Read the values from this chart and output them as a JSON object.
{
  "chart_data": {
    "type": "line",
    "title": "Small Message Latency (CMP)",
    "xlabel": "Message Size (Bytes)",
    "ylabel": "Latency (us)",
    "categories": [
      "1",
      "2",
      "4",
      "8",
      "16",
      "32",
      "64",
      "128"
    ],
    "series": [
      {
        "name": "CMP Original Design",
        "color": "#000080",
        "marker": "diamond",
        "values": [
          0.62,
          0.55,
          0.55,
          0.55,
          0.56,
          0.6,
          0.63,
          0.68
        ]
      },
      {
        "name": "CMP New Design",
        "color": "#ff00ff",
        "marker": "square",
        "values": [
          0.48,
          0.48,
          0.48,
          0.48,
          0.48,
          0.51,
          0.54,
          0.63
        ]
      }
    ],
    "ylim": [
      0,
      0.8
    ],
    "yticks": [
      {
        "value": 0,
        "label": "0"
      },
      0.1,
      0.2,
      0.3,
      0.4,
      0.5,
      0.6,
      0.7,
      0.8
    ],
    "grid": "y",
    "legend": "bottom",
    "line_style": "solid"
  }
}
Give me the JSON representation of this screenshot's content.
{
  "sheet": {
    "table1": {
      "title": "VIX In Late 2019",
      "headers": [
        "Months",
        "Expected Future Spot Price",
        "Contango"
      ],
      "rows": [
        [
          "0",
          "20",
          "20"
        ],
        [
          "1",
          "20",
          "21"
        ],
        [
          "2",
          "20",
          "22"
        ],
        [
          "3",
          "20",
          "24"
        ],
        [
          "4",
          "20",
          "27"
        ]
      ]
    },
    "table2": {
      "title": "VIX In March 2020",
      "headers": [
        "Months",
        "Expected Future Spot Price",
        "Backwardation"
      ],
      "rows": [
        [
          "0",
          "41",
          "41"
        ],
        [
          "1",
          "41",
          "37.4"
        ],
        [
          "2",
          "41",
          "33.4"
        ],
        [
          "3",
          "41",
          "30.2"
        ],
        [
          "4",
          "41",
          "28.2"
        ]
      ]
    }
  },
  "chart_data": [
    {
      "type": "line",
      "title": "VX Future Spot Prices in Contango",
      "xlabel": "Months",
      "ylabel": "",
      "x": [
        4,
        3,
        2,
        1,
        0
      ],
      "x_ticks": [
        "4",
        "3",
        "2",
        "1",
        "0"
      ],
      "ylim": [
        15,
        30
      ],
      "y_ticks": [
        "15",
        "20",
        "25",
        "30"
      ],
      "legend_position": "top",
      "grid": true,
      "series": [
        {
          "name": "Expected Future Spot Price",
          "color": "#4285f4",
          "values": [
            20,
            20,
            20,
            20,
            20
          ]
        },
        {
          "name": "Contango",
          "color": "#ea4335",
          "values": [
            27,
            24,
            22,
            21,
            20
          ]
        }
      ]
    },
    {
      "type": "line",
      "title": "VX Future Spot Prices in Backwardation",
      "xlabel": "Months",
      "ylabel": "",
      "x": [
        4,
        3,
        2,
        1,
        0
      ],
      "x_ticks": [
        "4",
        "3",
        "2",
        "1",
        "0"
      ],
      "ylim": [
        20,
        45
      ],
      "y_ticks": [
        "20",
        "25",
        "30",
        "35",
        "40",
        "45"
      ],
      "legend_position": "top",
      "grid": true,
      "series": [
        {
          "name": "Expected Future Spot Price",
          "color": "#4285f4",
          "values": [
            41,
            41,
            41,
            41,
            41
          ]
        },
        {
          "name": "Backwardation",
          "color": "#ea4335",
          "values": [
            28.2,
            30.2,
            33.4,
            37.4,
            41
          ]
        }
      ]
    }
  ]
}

========

AIM
Give all the records again. Match them exactly.

THE COMPLETED TASK
Read the values from this chart and output them as a JSON object.
{
  "chart_data": {
    "type": "line",
    "title": "Small Message Latency (CMP)",
    "xlabel": "Message Size (Bytes)",
    "ylabel": "Latency (us)",
    "categories": [
      "1",
      "2",
      "4",
      "8",
      "16",
      "32",
      "64",
      "128"
    ],
    "series": [
      {
        "name": "CMP Original Design",
        "color": "#000080",
        "marker": "diamond",
        "values": [
          0.62,
          0.55,
          0.55,
          0.55,
          0.56,
          0.6,
          0.63,
          0.68
        ]
      },
      {
        "name": "CMP New Design",
        "color": "#ff00ff",
        "marker": "square",
        "values": [
          0.48,
          0.48,
          0.48,
          0.48,
          0.48,
          0.51,
          0.54,
          0.63
        ]
      }
    ],
    "ylim": [
      0,
      0.8
    ],
    "yticks": [
      {
        "value": 0,
        "label": "0"
      },
      0.1,
      0.2,
      0.3,
      0.4,
      0.5,
      0.6,
      0.7,
      0.8
    ],
    "grid": "y",
    "legend": "bottom",
    "line_style": "solid"
  }
}
Give me the JSON representation of this screenshot's content.
{
  "sheet": {
    "table1": {
      "title": "VIX In Late 2019",
      "headers": [
        "Months",
        "Expected Future Spot Price",
        "Contango"
      ],
      "rows": [
        [
          "0",
          "20",
          "20"
        ],
        [
          "1",
          "20",
          "21"
        ],
        [
          "2",
          "20",
          "22"
        ],
        [
          "3",
          "20",
          "24"
        ],
        [
          "4",
          "20",
          "27"
        ]
      ]
    },
    "table2": {
      "title": "VIX In March 2020",
      "headers": [
        "Months",
        "Expected Future Spot Price",
        "Backwardation"
      ],
      "rows": [
        [
          "0",
          "41",
          "41"
        ],
        [
          "1",
          "41",
          "37.4"
        ],
        [
          "2",
          "41",
          "33.4"
        ],
        [
          "3",
          "41",
          "30.2"
        ],
        [
          "4",
          "41",
          "28.2"
        ]
      ]
    }
  },
  "chart_data": [
    {
      "type": "line",
      "title": "VX Future Spot Prices in Contango",
      "xlabel": "Months",
      "ylabel": "",
      "x": [
        4,
        3,
        2,
        1,
        0
      ],
      "x_ticks": [
        "4",
        "3",
        "2",
        "1",
        "0"
      ],
      "ylim": [
        15,
        30
      ],
      "y_ticks": [
        "15",
        "20",
        "25",
        "30"
      ],
      "legend_position": "top",
      "grid": true,
      "series": [
        {
          "name": "Expected Future Spot Price",
          "color": "#4285f4",
          "values": [
            20,
            20,
            20,
            20,
            20
          ]
        },
        {
          "name": "Contango",
          "color": "#ea4335",
          "values": [
            27,
            24,
            22,
            21,
            20
          ]
        }
      ]
    },
    {
      "type": "line",
      "title": "VX Future Spot Prices in Backwardation",
      "xlabel": "Months",
      "ylabel": "",
      "x": [
        4,
        3,
        2,
        1,
        0
      ],
      "x_ticks": [
        "4",
        "3",
        "2",
        "1",
        "0"
      ],
      "ylim": [
        20,
        45
      ],
      "y_ticks": [
        "20",
        "25",
        "30",
        "35",
        "40",
        "45"
      ],
      "legend_position": "top",
      "grid": true,
      "series": [
        {
          "name": "Expected Future Spot Price",
          "color": "#4285f4",
          "values": [
            41,
            41,
            41,
            41,
            41
          ]
        },
        {
          "name": "Backwardation",
          "color": "#ea4335",
          "values": [
            28.2,
            30.2,
            33.4,
            37.4,
            41
          ]
        }
      ]
    }
  ]
}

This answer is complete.